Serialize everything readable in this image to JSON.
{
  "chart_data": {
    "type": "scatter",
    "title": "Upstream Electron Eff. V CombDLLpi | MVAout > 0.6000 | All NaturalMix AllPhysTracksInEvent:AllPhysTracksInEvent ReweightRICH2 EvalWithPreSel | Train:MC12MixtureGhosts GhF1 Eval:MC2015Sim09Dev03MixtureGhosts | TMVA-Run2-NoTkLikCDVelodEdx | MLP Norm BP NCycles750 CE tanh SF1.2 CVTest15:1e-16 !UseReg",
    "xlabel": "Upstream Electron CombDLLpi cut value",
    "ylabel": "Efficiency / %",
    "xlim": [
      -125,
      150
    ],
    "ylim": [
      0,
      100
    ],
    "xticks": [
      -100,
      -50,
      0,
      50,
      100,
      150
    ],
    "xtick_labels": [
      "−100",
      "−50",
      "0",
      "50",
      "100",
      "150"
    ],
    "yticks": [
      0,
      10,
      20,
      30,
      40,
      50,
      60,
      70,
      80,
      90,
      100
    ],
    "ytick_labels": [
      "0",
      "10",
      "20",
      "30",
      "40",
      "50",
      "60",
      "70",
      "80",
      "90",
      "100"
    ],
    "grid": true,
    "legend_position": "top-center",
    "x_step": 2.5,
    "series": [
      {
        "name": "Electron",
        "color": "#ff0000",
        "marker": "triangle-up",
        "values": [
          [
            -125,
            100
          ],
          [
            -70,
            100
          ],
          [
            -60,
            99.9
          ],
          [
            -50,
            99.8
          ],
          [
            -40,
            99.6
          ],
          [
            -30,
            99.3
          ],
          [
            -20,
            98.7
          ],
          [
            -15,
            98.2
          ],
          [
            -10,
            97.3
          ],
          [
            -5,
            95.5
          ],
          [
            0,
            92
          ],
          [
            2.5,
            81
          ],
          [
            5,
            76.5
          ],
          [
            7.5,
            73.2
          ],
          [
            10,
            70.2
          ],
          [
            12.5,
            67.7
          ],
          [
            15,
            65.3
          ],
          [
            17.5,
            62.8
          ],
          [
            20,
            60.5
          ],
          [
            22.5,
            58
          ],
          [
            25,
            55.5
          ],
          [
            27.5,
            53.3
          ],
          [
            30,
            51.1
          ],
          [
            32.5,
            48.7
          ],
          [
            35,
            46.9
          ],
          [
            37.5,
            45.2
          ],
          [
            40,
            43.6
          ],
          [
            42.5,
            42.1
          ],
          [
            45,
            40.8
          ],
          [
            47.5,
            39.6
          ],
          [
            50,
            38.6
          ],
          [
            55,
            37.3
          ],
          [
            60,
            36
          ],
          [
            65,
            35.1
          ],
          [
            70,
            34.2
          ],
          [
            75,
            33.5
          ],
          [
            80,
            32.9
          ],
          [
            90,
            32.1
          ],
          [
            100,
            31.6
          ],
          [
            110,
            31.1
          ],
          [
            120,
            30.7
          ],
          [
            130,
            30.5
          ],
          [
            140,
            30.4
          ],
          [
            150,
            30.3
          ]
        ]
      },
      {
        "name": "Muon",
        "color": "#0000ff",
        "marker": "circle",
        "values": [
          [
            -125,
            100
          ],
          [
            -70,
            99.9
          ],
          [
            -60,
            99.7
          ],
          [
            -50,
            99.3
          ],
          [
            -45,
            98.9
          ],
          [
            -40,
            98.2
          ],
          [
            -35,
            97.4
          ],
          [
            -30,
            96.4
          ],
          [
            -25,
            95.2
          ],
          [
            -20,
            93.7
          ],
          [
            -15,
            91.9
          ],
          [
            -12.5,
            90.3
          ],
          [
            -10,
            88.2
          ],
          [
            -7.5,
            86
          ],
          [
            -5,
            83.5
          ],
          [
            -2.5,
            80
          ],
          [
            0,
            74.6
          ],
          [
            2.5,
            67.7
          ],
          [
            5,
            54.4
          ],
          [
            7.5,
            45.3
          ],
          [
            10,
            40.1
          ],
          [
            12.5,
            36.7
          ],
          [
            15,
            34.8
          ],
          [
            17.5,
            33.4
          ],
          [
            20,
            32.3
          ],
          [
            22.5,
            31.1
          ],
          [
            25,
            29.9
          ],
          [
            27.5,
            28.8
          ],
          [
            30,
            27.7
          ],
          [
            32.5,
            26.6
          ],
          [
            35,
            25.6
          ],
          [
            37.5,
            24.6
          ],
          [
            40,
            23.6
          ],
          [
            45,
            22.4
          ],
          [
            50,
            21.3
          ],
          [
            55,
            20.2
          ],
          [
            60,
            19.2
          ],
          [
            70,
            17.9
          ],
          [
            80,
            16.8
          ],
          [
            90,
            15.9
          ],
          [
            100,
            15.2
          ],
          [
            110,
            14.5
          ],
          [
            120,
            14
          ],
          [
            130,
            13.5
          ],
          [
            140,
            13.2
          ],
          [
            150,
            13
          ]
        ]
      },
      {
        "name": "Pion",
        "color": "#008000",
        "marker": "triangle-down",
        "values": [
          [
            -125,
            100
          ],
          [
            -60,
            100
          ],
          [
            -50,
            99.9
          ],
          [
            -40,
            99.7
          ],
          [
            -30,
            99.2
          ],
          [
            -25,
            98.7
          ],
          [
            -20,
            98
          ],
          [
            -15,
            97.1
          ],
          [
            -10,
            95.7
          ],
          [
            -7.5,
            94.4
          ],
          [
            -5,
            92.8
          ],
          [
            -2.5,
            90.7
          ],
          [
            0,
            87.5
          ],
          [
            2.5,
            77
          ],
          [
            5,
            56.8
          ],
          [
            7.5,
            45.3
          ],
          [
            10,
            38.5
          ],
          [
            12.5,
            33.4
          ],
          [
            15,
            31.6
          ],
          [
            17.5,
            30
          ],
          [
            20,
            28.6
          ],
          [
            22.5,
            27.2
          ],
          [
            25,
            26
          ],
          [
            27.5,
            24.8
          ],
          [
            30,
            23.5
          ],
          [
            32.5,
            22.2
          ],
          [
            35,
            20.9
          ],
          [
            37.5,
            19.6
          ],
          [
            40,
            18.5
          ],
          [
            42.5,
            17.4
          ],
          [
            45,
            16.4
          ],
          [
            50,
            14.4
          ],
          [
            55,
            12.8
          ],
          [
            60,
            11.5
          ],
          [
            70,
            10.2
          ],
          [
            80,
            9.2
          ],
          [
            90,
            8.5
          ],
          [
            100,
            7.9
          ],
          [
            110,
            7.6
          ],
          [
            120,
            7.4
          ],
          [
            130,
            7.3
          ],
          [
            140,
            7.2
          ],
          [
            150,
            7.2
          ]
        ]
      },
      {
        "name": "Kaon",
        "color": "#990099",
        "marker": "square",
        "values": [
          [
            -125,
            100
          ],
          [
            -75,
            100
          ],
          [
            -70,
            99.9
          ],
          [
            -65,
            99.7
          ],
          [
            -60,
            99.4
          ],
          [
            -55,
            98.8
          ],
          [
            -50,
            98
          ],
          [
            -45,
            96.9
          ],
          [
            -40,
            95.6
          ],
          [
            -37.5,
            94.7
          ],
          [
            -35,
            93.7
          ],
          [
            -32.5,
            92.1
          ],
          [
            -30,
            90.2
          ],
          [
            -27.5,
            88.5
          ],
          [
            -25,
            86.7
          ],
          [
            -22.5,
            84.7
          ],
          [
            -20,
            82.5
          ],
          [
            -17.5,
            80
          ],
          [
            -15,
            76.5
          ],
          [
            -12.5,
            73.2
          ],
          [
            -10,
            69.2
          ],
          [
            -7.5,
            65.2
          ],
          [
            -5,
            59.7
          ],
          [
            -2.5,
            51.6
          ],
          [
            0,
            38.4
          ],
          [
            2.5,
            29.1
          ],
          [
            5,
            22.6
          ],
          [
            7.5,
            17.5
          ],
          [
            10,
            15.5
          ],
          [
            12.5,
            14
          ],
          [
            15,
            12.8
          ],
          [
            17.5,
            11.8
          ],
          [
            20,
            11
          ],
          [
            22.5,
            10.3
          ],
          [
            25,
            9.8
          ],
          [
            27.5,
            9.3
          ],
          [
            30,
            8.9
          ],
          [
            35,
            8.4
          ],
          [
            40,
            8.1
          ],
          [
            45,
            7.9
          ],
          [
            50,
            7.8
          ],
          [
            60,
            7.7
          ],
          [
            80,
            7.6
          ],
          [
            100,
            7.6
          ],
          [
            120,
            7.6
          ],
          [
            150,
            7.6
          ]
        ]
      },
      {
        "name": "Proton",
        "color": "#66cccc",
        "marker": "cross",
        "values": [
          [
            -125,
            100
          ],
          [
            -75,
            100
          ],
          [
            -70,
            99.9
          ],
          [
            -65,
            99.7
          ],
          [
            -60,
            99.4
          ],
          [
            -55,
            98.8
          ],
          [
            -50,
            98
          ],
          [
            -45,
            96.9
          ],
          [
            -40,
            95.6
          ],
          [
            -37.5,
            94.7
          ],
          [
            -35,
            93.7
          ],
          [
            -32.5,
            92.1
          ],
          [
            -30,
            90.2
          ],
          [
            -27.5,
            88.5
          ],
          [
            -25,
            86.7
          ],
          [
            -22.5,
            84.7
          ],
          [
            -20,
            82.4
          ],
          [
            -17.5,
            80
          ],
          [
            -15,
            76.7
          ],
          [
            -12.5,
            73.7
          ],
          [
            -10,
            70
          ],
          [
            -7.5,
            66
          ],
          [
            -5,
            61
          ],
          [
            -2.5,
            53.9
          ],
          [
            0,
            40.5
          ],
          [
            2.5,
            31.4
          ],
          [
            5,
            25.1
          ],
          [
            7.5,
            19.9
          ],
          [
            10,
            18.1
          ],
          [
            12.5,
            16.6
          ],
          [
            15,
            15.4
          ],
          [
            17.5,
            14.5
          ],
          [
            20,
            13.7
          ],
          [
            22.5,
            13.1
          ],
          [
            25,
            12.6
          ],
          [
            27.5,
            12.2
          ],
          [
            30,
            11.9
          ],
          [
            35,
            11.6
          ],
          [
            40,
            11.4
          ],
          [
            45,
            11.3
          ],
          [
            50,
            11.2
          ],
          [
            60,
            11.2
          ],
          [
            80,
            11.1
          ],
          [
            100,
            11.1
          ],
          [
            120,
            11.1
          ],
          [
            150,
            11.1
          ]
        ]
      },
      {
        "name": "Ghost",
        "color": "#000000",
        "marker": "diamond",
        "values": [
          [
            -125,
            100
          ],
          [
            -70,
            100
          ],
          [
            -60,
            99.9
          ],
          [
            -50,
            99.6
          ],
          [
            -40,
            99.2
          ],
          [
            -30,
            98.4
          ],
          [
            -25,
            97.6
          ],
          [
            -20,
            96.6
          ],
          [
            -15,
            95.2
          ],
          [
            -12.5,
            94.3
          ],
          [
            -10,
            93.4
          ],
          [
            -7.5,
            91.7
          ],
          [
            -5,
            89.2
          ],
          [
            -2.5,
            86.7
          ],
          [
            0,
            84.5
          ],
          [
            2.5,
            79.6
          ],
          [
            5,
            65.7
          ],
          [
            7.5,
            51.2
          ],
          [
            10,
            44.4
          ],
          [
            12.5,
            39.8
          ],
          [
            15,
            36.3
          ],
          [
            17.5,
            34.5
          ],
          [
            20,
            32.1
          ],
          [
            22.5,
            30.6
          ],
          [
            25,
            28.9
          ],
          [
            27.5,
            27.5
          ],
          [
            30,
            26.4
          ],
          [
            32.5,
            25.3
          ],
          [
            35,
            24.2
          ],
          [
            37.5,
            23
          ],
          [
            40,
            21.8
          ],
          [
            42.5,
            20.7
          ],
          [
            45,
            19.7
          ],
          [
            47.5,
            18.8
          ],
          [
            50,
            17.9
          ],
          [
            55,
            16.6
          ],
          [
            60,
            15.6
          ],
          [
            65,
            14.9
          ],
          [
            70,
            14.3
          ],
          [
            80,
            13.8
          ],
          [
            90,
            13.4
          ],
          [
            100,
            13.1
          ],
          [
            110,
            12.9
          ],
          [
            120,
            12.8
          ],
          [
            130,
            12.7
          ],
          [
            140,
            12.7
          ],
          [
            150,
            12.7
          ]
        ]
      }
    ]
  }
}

================

__Request__: Pull out every line in the data above that has the word "Upstream".

__Response to the task__:
    "title": "Upstream Electron Eff. V CombDLLpi | MVAout > 0.6000 | All NaturalMix AllPhysTracksInEvent:AllPhysTracksInEvent ReweightRICH2 EvalWithPreSel | Train:MC12MixtureGhosts GhF1 Eval:MC2015Sim09Dev03MixtureGhosts | TMVA-Run2-NoTkLikCDVelodEdx | MLP Norm BP NCycles750 CE tanh SF1.2 CVTest15:1e-16 !UseReg",
    "xlabel": "Upstream Electron CombDLLpi cut value",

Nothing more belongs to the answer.